Extract the full set of records that follows, word for word.

Stored data:
↓

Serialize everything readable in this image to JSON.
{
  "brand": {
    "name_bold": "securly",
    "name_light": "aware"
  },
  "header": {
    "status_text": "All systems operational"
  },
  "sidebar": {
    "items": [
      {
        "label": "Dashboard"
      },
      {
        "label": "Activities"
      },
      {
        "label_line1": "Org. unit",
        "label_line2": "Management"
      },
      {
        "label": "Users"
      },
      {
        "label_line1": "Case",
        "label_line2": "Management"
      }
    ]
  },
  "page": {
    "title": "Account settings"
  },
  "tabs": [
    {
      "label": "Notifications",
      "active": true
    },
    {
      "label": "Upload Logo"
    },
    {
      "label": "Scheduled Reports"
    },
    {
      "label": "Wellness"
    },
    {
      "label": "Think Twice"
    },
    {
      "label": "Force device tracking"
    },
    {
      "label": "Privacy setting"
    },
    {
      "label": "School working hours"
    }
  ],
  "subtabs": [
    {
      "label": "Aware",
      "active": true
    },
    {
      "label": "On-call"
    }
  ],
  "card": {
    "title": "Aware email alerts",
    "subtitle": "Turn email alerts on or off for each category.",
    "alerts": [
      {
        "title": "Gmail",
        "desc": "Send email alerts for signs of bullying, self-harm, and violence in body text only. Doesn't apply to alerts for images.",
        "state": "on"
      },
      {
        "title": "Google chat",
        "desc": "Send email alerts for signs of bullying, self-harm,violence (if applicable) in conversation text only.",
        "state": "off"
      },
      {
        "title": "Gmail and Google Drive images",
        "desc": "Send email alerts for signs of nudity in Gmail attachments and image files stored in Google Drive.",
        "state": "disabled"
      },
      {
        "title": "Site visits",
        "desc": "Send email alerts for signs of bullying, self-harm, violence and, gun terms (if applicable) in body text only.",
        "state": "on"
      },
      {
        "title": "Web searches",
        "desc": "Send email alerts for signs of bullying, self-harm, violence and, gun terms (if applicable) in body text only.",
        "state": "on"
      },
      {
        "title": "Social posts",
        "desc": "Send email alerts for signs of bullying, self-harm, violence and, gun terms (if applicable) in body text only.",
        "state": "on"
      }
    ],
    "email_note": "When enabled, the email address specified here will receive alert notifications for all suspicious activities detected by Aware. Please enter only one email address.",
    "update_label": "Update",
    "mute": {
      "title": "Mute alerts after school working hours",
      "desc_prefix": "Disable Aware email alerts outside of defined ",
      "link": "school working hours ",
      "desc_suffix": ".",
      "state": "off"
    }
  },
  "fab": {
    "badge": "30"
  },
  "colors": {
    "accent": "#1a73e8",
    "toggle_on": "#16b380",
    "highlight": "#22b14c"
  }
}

↑

Written solution:
Serialize everything readable in this image to JSON.
{
  "brand": {
    "name_bold": "securly",
    "name_light": "aware"
  },
  "header": {
    "status_text": "All systems operational"
  },
  "sidebar": {
    "items": [
      {
        "label": "Dashboard"
      },
      {
        "label": "Activities"
      },
      {
        "label_line1": "Org. unit",
        "label_line2": "Management"
      },
      {
        "label": "Users"
      },
      {
        "label_line1": "Case",
        "label_line2": "Management"
      }
    ]
  },
  "page": {
    "title": "Account settings"
  },
  "tabs": [
    {
      "label": "Notifications",
      "active": true
    },
    {
      "label": "Upload Logo"
    },
    {
      "label": "Scheduled Reports"
    },
    {
      "label": "Wellness"
    },
    {
      "label": "Think Twice"
    },
    {
      "label": "Force device tracking"
    },
    {
      "label": "Privacy setting"
    },
    {
      "label": "School working hours"
    }
  ],
  "subtabs": [
    {
      "label": "Aware",
      "active": true
    },
    {
      "label": "On-call"
    }
  ],
  "card": {
    "title": "Aware email alerts",
    "subtitle": "Turn email alerts on or off for each category.",
    "alerts": [
      {
        "title": "Gmail",
        "desc": "Send email alerts for signs of bullying, self-harm, and violence in body text only. Doesn't apply to alerts for images.",
        "state": "on"
      },
      {
        "title": "Google chat",
        "desc": "Send email alerts for signs of bullying, self-harm,violence (if applicable) in conversation text only.",
        "state": "off"
      },
      {
        "title": "Gmail and Google Drive images",
        "desc": "Send email alerts for signs of nudity in Gmail attachments and image files stored in Google Drive.",
        "state": "disabled"
      },
      {
        "title": "Site visits",
        "desc": "Send email alerts for signs of bullying, self-harm, violence and, gun terms (if applicable) in body text only.",
        "state": "on"
      },
      {
        "title": "Web searches",
        "desc": "Send email alerts for signs of bullying, self-harm, violence and, gun terms (if applicable) in body text only.",
        "state": "on"
      },
      {
        "title": "Social posts",
        "desc": "Send email alerts for signs of bullying, self-harm, violence and, gun terms (if applicable) in body text only.",
        "state": "on"
      }
    ],
    "email_note": "When enabled, the email address specified here will receive alert notifications for all suspicious activities detected by Aware. Please enter only one email address.",
    "update_label": "Update",
    "mute": {
      "title": "Mute alerts after school working hours",
      "desc_prefix": "Disable Aware email alerts outside of defined ",
      "link": "school working hours ",
      "desc_suffix": ".",
      "state": "off"
    }
  },
  "fab": {
    "badge": "30"
  },
  "colors": {
    "accent": "#1a73e8",
    "toggle_on": "#16b380",
    "highlight": "#22b14c"
  }
}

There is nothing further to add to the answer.